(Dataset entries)

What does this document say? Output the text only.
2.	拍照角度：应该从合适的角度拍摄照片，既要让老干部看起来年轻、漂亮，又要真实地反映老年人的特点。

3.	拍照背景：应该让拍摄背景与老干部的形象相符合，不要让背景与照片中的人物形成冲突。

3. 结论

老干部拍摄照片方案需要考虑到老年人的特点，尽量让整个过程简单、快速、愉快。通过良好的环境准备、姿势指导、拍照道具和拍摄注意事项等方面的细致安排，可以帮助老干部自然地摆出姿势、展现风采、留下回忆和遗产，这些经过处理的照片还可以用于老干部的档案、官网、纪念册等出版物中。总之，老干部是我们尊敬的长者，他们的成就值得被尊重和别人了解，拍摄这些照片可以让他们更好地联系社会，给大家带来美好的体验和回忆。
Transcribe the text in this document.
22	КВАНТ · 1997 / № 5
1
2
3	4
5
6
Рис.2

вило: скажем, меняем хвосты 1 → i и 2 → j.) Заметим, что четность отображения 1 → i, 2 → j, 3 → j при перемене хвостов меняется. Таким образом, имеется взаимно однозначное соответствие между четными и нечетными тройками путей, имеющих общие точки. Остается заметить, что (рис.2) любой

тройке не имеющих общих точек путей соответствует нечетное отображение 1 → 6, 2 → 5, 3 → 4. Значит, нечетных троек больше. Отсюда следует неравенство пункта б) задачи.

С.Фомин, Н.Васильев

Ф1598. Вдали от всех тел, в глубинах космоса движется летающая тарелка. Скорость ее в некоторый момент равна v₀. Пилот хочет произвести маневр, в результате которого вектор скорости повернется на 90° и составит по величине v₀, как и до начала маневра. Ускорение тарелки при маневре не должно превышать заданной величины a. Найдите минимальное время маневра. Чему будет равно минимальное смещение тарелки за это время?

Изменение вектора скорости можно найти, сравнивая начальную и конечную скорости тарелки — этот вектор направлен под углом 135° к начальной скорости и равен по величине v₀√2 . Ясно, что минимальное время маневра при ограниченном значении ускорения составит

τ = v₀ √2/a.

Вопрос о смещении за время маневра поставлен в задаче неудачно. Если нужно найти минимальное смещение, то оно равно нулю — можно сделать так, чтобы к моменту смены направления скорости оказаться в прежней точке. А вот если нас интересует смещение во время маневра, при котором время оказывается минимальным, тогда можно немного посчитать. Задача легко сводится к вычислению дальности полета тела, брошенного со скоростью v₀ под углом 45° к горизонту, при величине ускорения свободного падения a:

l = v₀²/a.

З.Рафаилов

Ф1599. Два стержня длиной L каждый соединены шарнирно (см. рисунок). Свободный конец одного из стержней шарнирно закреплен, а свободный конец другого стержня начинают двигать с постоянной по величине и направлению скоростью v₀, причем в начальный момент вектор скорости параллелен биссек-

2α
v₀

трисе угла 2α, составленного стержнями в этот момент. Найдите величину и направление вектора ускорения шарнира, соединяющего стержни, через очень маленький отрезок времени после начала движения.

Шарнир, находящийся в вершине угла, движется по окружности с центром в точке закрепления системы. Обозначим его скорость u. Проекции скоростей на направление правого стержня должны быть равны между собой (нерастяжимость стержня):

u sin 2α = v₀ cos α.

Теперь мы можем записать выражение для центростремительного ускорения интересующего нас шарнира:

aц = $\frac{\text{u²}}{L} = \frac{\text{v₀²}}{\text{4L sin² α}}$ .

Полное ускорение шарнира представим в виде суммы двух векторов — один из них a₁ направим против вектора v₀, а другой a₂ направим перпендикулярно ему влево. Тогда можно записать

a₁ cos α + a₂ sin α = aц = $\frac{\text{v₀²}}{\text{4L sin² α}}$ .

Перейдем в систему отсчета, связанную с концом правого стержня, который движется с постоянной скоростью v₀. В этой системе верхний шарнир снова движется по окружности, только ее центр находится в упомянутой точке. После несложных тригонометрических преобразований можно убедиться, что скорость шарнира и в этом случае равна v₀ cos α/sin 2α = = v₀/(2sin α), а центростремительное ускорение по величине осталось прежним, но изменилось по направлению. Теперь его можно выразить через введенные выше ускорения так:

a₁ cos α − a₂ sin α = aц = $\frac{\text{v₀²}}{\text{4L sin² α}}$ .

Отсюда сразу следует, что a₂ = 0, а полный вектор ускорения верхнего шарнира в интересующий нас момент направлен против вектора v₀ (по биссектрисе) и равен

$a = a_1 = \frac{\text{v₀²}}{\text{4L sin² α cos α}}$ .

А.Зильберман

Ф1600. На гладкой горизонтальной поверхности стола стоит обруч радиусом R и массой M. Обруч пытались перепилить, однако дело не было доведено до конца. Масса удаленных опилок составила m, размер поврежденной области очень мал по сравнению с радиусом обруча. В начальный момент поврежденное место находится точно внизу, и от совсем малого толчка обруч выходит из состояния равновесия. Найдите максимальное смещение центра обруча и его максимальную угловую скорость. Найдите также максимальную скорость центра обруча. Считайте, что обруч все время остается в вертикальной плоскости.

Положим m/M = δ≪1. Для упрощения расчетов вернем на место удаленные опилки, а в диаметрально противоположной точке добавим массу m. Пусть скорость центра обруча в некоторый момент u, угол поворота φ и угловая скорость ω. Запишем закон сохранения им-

(What this task involves)
Recopy the whole listing exactly.

(Answer to this problem)
What does this document say? Output the text only.
2.	拍照角度：应该从合适的角度拍摄照片，既要让老干部看起来年轻、漂亮，又要真实地反映老年人的特点。

3.	拍照背景：应该让拍摄背景与老干部的形象相符合，不要让背景与照片中的人物形成冲突。

3. 结论

老干部拍摄照片方案需要考虑到老年人的特点，尽量让整个过程简单、快速、愉快。通过良好的环境准备、姿势指导、拍照道具和拍摄注意事项等方面的细致安排，可以帮助老干部自然地摆出姿势、展现风采、留下回忆和遗产，这些经过处理的照片还可以用于老干部的档案、官网、纪念册等出版物中。总之，老干部是我们尊敬的长者，他们的成就值得被尊重和别人了解，拍摄这些照片可以让他们更好地联系社会，给大家带来美好的体验和回忆。
Transcribe the text in this document.
22	КВАНТ · 1997 / № 5
1
2
3	4
5
6
Рис.2

вило: скажем, меняем хвосты 1 → i и 2 → j.) Заметим, что четность отображения 1 → i, 2 → j, 3 → j при перемене хвостов меняется. Таким образом, имеется взаимно однозначное соответствие между четными и нечетными тройками путей, имеющих общие точки. Остается заметить, что (рис.2) любой

тройке не имеющих общих точек путей соответствует нечетное отображение 1 → 6, 2 → 5, 3 → 4. Значит, нечетных троек больше. Отсюда следует неравенство пункта б) задачи.

С.Фомин, Н.Васильев

Ф1598. Вдали от всех тел, в глубинах космоса движется летающая тарелка. Скорость ее в некоторый момент равна v₀. Пилот хочет произвести маневр, в результате которого вектор скорости повернется на 90° и составит по величине v₀, как и до начала маневра. Ускорение тарелки при маневре не должно превышать заданной величины a. Найдите минимальное время маневра. Чему будет равно минимальное смещение тарелки за это время?

Изменение вектора скорости можно найти, сравнивая начальную и конечную скорости тарелки — этот вектор направлен под углом 135° к начальной скорости и равен по величине v₀√2 . Ясно, что минимальное время маневра при ограниченном значении ускорения составит

τ = v₀ √2/a.

Вопрос о смещении за время маневра поставлен в задаче неудачно. Если нужно найти минимальное смещение, то оно равно нулю — можно сделать так, чтобы к моменту смены направления скорости оказаться в прежней точке. А вот если нас интересует смещение во время маневра, при котором время оказывается минимальным, тогда можно немного посчитать. Задача легко сводится к вычислению дальности полета тела, брошенного со скоростью v₀ под углом 45° к горизонту, при величине ускорения свободного падения a:

l = v₀²/a.

З.Рафаилов

Ф1599. Два стержня длиной L каждый соединены шарнирно (см. рисунок). Свободный конец одного из стержней шарнирно закреплен, а свободный конец другого стержня начинают двигать с постоянной по величине и направлению скоростью v₀, причем в начальный момент вектор скорости параллелен биссек-

2α
v₀

трисе угла 2α, составленного стержнями в этот момент. Найдите величину и направление вектора ускорения шарнира, соединяющего стержни, через очень маленький отрезок времени после начала движения.

Шарнир, находящийся в вершине угла, движется по окружности с центром в точке закрепления системы. Обозначим его скорость u. Проекции скоростей на направление правого стержня должны быть равны между собой (нерастяжимость стержня):

u sin 2α = v₀ cos α.

Теперь мы можем записать выражение для центростремительного ускорения интересующего нас шарнира:

aц = $\frac{\text{u²}}{L} = \frac{\text{v₀²}}{\text{4L sin² α}}$ .

Полное ускорение шарнира представим в виде суммы двух векторов — один из них a₁ направим против вектора v₀, а другой a₂ направим перпендикулярно ему влево. Тогда можно записать

a₁ cos α + a₂ sin α = aц = $\frac{\text{v₀²}}{\text{4L sin² α}}$ .

Перейдем в систему отсчета, связанную с концом правого стержня, который движется с постоянной скоростью v₀. В этой системе верхний шарнир снова движется по окружности, только ее центр находится в упомянутой точке. После несложных тригонометрических преобразований можно убедиться, что скорость шарнира и в этом случае равна v₀ cos α/sin 2α = = v₀/(2sin α), а центростремительное ускорение по величине осталось прежним, но изменилось по направлению. Теперь его можно выразить через введенные выше ускорения так:

a₁ cos α − a₂ sin α = aц = $\frac{\text{v₀²}}{\text{4L sin² α}}$ .

Отсюда сразу следует, что a₂ = 0, а полный вектор ускорения верхнего шарнира в интересующий нас момент направлен против вектора v₀ (по биссектрисе) и равен

$a = a_1 = \frac{\text{v₀²}}{\text{4L sin² α cos α}}$ .

А.Зильберман

Ф1600. На гладкой горизонтальной поверхности стола стоит обруч радиусом R и массой M. Обруч пытались перепилить, однако дело не было доведено до конца. Масса удаленных опилок составила m, размер поврежденной области очень мал по сравнению с радиусом обруча. В начальный момент поврежденное место находится точно внизу, и от совсем малого толчка обруч выходит из состояния равновесия. Найдите максимальное смещение центра обруча и его максимальную угловую скорость. Найдите также максимальную скорость центра обруча. Считайте, что обруч все время остается в вертикальной плоскости.

Положим m/M = δ≪1. Для упрощения расчетов вернем на место удаленные опилки, а в диаметрально противоположной точке добавим массу m. Пусть скорость центра обруча в некоторый момент u, угол поворота φ и угловая скорость ω. Запишем закон сохранения им-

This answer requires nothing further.